Reproduce the following data verbatim and omit the pictures.

[Page element annotations]
————
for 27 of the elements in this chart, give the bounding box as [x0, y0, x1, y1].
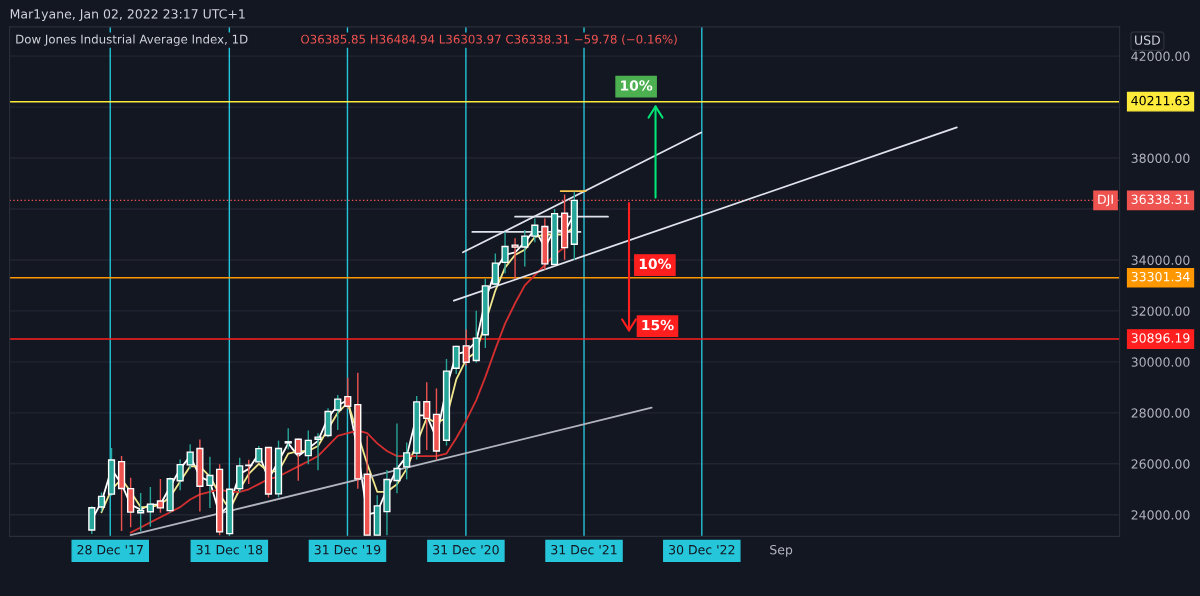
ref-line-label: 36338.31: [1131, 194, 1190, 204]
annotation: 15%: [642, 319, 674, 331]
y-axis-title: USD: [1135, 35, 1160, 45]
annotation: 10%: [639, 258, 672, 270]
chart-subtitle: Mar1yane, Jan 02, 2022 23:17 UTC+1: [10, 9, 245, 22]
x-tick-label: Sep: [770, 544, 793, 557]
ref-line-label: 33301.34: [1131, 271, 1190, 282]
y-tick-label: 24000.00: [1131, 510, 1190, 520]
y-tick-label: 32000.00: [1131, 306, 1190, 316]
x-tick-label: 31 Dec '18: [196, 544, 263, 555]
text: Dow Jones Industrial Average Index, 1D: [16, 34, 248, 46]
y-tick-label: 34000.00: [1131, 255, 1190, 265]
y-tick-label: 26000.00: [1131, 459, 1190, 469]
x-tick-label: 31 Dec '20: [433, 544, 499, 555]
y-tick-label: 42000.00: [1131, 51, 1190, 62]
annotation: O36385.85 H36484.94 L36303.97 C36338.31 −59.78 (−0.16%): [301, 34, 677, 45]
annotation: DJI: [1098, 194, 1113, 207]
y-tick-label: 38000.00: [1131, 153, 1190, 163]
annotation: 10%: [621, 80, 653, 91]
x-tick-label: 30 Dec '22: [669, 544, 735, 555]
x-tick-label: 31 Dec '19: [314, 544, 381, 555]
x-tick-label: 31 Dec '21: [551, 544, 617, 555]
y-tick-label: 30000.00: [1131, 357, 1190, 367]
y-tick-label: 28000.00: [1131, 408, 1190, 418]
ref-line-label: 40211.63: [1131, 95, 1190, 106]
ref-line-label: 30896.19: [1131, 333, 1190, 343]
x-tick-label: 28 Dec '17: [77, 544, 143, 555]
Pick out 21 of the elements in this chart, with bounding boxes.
————
Complete output:
for 27 of the elements in this chart, give the bounding box as [x0, y0, x1, y1].
ref-line-label: 36338.31: [1131, 194, 1190, 204]
annotation: 15%: [642, 319, 674, 331]
y-axis-title: USD: [1135, 35, 1160, 45]
annotation: 10%: [639, 258, 672, 270]
chart-subtitle: Mar1yane, Jan 02, 2022 23:17 UTC+1: [10, 9, 245, 22]
x-tick-label: Sep: [770, 544, 793, 557]
ref-line-label: 33301.34: [1131, 271, 1190, 282]
y-tick-label: 24000.00: [1131, 510, 1190, 520]
y-tick-label: 32000.00: [1131, 306, 1190, 316]
x-tick-label: 31 Dec '18: [196, 544, 263, 555]
text: Dow Jones Industrial Average Index, 1D: [16, 34, 248, 46]
y-tick-label: 34000.00: [1131, 255, 1190, 265]
y-tick-label: 26000.00: [1131, 459, 1190, 469]
x-tick-label: 31 Dec '20: [433, 544, 499, 555]
y-tick-label: 42000.00: [1131, 51, 1190, 62]
annotation: O36385.85 H36484.94 L36303.97 C36338.31 −59.78 (−0.16%): [301, 34, 677, 45]
annotation: DJI: [1098, 194, 1113, 207]
y-tick-label: 38000.00: [1131, 153, 1190, 163]
annotation: 10%: [621, 80, 653, 91]
x-tick-label: 30 Dec '22: [669, 544, 735, 555]
x-tick-label: 31 Dec '19: [314, 544, 381, 555]
x-tick-label: 31 Dec '21: [551, 544, 617, 555]
y-tick-label: 30000.00: [1131, 357, 1190, 367]
y-tick-label: 28000.00: [1131, 408, 1190, 418]
ref-line-label: 40211.63: [1131, 95, 1190, 106]
ref-line-label: 30896.19: [1131, 333, 1190, 343]
x-tick-label: 28 Dec '17: [77, 544, 143, 555]
Pick out 21 of the elements in this chart, with bounding boxes.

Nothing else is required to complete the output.